- READING PASSAGE:
»»

Complicit in this closure of public space are a number of gatekeepers—often themselves also ‘professionals’ in media, academics, politics with a vested interest in maintaining the myth of their own legitimacy, and of the broad ‘professional’ class. And it’s getting worse. Instead of consulting the public on matters of public affairs, supposedly democratic governments hire consultants like Ernst & Young to conduct studies and make policy proposals instead. Instead of crafting fiscal policies around the demands of the electorate, governments craft policies based on what credit-rating agencies like Moodys or S&P (Standard & Poors) tell them to do. Instead of facilitating public dialogues between members of the public, media and journalists host talk-shows pitching ‘professionals’ in staged verbal jousting matches with each other. Everyone is simply play-acting their professional roles; nobody is substantively acting with curiosity, creativity, imagination. Our society—and the individuals of which it is comprised—are withering as a result.

««

- YOUR TASKS:
1. Rewrite the records starting with the first line and going on through the line with "53, 67, 63]", changing "y-tick-label" to "y-value-label" and leaving everything else the same.
2. Pick up the passage on professional gatekeepers and write the next part, starting after its final sentence.
The passage above has no connection to the records that come after it.

- ENTRIES:
»»

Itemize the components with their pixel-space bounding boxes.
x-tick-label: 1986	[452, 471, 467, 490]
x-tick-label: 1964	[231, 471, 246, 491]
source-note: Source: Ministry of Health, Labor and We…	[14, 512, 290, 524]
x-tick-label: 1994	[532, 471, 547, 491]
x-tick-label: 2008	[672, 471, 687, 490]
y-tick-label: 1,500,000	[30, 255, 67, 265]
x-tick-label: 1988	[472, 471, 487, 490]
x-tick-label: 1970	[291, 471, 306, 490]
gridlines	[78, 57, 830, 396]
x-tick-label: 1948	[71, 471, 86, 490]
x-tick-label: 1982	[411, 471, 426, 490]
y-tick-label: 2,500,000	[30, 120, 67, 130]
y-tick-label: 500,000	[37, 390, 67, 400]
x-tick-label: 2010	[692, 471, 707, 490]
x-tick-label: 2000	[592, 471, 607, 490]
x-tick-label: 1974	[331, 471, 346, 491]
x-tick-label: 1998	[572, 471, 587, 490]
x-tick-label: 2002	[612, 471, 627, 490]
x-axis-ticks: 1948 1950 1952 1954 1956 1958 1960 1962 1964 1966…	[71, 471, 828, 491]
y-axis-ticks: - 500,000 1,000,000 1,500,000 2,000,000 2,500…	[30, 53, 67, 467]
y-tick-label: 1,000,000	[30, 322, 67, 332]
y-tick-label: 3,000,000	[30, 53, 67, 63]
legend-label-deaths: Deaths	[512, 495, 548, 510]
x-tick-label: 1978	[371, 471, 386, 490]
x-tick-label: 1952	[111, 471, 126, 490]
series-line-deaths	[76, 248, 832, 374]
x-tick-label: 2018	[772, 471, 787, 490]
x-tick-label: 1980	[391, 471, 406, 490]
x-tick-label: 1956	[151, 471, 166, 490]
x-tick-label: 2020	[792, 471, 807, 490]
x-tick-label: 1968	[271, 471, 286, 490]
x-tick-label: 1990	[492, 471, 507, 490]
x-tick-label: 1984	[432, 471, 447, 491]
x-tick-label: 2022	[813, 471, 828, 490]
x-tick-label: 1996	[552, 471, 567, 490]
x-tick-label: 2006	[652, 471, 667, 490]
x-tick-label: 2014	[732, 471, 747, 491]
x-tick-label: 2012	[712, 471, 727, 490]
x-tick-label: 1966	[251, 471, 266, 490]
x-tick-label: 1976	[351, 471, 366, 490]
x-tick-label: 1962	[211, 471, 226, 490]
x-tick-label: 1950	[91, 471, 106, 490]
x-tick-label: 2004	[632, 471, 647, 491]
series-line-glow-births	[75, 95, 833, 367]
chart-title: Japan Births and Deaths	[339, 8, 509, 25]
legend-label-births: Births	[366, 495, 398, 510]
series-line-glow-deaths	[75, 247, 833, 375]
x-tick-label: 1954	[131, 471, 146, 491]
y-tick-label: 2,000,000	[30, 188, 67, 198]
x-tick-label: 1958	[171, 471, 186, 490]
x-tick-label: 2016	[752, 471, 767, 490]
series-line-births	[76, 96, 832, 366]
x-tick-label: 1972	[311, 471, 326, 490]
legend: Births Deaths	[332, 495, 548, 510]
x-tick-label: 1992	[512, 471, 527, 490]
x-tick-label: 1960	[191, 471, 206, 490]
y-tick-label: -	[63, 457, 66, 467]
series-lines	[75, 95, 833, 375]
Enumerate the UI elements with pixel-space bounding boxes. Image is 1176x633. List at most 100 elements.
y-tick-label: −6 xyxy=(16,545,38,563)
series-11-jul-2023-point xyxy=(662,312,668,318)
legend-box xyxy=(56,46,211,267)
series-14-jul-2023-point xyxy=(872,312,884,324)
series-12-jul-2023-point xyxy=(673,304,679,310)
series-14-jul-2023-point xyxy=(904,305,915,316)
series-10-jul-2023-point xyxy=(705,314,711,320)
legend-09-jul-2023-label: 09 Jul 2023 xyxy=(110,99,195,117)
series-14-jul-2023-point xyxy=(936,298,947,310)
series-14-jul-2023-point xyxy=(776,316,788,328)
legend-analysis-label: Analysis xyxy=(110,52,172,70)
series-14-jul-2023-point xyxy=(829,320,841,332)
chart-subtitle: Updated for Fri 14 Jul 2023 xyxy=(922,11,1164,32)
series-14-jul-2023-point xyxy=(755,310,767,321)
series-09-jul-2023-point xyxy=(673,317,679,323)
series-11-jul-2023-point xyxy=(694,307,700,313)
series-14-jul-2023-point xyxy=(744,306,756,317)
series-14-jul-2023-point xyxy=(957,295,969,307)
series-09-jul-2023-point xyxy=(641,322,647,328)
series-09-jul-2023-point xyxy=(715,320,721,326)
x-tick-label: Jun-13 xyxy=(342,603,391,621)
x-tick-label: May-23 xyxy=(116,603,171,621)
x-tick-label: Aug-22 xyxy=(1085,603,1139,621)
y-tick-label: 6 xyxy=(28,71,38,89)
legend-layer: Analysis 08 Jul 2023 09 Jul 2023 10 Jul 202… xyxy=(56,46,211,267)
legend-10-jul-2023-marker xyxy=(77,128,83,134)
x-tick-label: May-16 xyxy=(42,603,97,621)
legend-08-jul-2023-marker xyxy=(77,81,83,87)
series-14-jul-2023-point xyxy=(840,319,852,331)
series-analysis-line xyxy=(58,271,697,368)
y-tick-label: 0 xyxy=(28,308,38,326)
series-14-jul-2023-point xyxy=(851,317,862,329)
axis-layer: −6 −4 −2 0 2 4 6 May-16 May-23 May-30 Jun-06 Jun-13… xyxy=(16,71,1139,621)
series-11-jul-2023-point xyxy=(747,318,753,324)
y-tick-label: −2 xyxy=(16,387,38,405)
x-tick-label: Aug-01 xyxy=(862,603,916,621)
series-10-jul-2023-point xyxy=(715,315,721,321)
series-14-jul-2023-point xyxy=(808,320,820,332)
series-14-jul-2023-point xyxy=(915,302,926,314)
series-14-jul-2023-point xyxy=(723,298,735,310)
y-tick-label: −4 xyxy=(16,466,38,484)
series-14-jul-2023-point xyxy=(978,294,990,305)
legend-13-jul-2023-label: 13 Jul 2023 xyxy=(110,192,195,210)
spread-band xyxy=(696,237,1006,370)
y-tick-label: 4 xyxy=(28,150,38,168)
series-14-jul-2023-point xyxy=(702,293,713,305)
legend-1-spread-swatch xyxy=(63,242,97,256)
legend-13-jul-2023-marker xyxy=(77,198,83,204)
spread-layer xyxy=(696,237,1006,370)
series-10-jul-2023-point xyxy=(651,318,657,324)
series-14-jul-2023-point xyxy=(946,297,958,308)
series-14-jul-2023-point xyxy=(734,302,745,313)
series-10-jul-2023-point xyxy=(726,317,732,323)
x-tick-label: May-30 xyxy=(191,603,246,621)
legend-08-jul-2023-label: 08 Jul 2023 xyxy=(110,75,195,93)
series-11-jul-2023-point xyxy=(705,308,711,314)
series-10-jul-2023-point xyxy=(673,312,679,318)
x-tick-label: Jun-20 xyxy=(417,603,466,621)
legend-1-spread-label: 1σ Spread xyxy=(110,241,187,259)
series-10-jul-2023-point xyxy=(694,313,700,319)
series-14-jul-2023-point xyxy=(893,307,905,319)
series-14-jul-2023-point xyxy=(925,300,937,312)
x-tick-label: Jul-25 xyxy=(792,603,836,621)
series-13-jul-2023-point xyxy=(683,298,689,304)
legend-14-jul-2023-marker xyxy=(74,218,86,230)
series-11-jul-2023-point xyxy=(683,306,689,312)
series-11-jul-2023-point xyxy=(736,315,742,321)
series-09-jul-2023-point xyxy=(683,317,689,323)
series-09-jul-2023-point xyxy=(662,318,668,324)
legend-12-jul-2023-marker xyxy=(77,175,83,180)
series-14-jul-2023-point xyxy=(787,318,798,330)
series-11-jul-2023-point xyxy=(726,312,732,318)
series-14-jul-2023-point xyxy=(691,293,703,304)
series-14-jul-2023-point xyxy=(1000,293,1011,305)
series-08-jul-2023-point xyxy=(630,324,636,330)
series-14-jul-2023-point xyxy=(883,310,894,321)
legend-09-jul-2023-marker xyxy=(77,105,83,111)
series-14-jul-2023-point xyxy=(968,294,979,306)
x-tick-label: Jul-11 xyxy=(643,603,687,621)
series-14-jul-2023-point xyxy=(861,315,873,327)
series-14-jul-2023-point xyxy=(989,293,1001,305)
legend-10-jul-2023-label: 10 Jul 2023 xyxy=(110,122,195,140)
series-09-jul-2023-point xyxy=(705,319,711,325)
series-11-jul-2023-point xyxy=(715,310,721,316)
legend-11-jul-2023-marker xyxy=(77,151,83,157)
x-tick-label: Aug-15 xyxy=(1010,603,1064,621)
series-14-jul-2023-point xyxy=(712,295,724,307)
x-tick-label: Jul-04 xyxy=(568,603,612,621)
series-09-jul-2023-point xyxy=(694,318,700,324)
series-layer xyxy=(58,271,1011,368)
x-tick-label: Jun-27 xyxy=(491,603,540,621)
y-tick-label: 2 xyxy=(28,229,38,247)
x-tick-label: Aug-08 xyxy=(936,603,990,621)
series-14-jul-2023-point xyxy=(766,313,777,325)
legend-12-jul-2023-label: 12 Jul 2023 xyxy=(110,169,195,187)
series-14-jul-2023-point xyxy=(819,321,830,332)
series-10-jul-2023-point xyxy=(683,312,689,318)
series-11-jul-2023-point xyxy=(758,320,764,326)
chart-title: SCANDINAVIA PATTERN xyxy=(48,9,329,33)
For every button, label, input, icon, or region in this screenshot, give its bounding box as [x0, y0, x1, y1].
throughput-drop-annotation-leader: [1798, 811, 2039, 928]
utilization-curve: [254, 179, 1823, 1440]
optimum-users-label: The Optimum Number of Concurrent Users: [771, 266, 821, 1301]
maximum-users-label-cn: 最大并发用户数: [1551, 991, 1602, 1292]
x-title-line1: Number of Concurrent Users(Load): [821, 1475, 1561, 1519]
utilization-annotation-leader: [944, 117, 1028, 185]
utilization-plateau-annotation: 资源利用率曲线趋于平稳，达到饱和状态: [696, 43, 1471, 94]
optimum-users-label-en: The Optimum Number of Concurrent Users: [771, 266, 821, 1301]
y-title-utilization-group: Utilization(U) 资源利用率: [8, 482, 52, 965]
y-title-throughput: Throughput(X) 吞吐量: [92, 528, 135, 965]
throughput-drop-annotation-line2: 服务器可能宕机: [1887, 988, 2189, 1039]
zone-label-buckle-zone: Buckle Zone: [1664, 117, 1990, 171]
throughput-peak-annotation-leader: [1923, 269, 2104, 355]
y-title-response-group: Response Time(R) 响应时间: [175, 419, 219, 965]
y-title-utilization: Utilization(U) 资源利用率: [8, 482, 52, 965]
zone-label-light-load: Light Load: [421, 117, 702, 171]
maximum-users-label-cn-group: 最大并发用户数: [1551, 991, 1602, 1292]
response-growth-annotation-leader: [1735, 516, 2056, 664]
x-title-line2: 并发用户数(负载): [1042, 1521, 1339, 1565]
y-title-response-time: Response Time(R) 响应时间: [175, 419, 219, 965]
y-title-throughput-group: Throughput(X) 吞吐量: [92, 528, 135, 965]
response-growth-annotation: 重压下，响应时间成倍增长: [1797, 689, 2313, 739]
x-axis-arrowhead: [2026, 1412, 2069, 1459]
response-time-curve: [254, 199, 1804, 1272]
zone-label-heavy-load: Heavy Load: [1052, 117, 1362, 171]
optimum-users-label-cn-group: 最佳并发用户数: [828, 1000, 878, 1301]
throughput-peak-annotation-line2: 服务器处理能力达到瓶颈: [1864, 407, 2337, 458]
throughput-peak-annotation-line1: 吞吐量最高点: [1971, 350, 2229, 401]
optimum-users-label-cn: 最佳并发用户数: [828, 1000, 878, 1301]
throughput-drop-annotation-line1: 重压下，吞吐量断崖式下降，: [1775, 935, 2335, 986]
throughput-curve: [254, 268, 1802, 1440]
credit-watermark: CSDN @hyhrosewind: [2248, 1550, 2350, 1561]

««

- ANSWERS:
1.
Itemize the components with their pixel-space bounding boxes.
x-tick-label: 1986	[452, 471, 467, 490]
x-tick-label: 1964	[231, 471, 246, 491]
source-note: Source: Ministry of Health, Labor and We…	[14, 512, 290, 524]
x-tick-label: 1994	[532, 471, 547, 491]
x-tick-label: 2008	[672, 471, 687, 490]
y-value-label: 1,500,000	[30, 255, 67, 265]
x-tick-label: 1988	[472, 471, 487, 490]
x-tick-label: 1970	[291, 471, 306, 490]
gridlines	[78, 57, 830, 396]
x-tick-label: 1948	[71, 471, 86, 490]
x-tick-label: 1982	[411, 471, 426, 490]
y-value-label: 2,500,000	[30, 120, 67, 130]
y-value-label: 500,000	[37, 390, 67, 400]
x-tick-label: 2010	[692, 471, 707, 490]
x-tick-label: 2000	[592, 471, 607, 490]
x-tick-label: 1974	[331, 471, 346, 491]
x-tick-label: 1998	[572, 471, 587, 490]
x-tick-label: 2002	[612, 471, 627, 490]
x-axis-ticks: 1948 1950 1952 1954 1956 1958 1960 1962 1964 1966…	[71, 471, 828, 491]
y-axis-ticks: - 500,000 1,000,000 1,500,000 2,000,000 2,500…	[30, 53, 67, 467]
y-value-label: 1,000,000	[30, 322, 67, 332]
y-value-label: 3,000,000	[30, 53, 67, 63]

2.
Overthrowing the Professional Class
What can we do about it? That’s the problem, and Merrifield doesn’t have a clear answer. He suggests we could do with ‘jesters’ and ‘wild cards’ to shake up the established system. Yes, but that merely shakes it up, it doesn’t change or transform anything. When it comes time do get down to business, the court jester can always be shooed out of the room after providing a bit of entertainment.
Merrifield points to the growing movement around anti-work politics, and this is a more promising approach. Anti-work politics is all about overturning the archaic sense of virtue in employment, and pushing for Guaranteed Annual Incomes and other ways of reducing work while boosting freely accessible social welfare. This holds promise, especially insofar as it could help to reduce the gap between ‘professionals’ (as a product of privilege) and everyone else. Anti-work politics isn’t about laziness (associating work with virtue is one of those archaic value-sets that enabled wealthy elites to profit off the exploitation of the masses) but about ensuring all of society is able to benefit from the advances of modern technology, not just the lazy rich and elites.
He provides the example of the ‘Happy Unemployed’ (Chomeurs Heureux) movement in France and Germany. He looks (briefly) at other nascent movements of popular empowerment, past and present—from anarchists in Sweden to activists in Greece—and mines philosophical notions like Henri Lefebvre’s ‘right to the city’ (an expression of participatory democracy) or the notion of ‘shadow citizenry’ (the shared identity of the disenfranchised the world over, waiting for its turn to emerge triumphant over the crumbling tyranny of borders and passports).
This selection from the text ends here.